— Begin DATA FOR THIS TASK —

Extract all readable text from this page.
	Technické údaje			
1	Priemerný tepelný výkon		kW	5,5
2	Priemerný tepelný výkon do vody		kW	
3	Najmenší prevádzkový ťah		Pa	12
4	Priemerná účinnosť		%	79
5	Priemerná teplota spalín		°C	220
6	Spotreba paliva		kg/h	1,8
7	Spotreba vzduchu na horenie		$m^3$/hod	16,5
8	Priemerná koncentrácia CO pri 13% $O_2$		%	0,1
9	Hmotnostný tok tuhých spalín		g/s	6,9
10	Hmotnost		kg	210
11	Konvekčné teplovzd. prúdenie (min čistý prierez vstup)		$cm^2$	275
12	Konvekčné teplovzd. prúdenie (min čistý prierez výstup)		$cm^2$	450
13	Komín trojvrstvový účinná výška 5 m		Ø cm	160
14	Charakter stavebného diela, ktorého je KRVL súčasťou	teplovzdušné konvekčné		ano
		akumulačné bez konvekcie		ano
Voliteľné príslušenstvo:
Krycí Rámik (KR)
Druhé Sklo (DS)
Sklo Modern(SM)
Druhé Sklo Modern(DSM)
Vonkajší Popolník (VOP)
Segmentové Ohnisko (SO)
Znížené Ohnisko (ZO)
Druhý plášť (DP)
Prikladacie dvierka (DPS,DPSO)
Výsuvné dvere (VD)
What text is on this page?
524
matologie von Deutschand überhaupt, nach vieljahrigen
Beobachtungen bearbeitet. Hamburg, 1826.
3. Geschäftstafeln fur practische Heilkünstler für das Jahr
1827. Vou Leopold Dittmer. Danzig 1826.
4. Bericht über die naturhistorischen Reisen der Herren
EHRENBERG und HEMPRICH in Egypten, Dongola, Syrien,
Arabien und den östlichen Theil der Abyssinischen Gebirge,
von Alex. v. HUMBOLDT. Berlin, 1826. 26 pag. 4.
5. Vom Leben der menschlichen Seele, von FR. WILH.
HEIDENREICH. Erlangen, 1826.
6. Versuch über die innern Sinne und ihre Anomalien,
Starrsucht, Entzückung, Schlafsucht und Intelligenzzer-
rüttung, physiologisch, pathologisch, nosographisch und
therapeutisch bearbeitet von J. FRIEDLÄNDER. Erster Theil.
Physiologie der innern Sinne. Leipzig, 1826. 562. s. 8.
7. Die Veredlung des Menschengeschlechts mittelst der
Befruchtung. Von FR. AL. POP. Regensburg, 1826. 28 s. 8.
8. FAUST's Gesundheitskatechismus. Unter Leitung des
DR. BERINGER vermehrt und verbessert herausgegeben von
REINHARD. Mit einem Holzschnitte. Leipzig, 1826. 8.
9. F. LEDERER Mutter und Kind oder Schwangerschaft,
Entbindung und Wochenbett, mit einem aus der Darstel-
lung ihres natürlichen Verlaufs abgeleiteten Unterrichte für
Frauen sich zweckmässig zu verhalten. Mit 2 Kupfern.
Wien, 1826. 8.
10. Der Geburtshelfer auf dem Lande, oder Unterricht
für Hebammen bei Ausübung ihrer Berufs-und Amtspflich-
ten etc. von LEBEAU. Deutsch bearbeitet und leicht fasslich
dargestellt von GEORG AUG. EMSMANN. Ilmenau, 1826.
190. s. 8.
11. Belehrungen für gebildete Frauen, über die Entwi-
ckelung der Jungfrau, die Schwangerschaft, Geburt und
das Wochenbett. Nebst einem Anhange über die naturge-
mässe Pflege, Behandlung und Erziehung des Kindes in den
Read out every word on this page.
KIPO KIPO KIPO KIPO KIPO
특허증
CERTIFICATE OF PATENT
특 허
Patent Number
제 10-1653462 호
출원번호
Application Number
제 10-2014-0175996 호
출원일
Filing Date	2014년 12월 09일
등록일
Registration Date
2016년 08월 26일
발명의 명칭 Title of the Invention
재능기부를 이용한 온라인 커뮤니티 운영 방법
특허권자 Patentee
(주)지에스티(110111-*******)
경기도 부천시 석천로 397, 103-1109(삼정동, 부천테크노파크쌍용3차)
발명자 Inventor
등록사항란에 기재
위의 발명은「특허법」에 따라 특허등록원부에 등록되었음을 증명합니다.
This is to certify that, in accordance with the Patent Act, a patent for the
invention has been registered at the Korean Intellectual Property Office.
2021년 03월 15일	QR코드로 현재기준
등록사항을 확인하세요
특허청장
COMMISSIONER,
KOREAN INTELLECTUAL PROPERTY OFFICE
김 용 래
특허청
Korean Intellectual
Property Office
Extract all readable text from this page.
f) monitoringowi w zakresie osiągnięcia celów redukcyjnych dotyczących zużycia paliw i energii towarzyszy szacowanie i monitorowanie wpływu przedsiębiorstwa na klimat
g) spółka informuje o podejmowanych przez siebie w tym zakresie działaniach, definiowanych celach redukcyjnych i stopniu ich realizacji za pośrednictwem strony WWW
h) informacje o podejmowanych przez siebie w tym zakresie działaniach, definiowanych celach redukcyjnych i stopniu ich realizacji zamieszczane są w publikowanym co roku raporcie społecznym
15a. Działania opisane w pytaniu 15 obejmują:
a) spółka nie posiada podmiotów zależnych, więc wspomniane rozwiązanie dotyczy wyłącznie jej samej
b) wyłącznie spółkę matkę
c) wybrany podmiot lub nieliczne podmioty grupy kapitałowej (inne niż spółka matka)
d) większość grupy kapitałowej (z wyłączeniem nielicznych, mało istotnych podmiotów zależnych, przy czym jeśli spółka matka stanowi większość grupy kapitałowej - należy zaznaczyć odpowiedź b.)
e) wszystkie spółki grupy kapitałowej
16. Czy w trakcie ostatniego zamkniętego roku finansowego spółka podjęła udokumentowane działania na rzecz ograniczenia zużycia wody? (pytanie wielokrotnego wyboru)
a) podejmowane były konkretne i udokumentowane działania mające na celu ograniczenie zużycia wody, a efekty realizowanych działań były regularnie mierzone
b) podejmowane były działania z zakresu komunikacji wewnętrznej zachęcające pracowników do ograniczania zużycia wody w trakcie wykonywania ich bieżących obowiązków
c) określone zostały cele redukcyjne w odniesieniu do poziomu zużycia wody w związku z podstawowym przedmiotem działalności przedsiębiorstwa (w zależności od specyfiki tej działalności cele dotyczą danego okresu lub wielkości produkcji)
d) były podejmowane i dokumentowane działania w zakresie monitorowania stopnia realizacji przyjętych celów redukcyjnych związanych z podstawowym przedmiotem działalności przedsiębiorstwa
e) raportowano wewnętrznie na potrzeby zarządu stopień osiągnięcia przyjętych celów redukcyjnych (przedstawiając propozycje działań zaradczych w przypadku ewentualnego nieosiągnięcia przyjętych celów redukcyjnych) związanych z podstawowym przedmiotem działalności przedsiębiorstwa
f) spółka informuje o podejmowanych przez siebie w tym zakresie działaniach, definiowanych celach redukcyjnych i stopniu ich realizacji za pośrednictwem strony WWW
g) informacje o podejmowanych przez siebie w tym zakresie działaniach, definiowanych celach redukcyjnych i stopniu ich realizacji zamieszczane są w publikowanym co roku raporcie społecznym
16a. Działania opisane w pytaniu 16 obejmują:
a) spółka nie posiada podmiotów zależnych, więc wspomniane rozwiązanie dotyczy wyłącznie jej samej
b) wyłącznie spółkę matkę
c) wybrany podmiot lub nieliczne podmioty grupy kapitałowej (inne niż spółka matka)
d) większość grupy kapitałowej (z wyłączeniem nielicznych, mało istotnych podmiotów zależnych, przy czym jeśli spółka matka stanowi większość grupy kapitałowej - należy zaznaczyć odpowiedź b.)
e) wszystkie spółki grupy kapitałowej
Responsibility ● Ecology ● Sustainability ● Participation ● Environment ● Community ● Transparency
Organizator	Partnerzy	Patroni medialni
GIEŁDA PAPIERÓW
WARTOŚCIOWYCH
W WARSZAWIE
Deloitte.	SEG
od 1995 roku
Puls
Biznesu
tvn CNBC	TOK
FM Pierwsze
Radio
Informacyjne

— End DATA FOR THIS TASK —

All lines of the data above that include the word "Schwangerschaft" must be shown.

9. F. LEDERER Mutter und Kind oder Schwangerschaft,
ckelung der Jungfrau, die Schwangerschaft, Geburt und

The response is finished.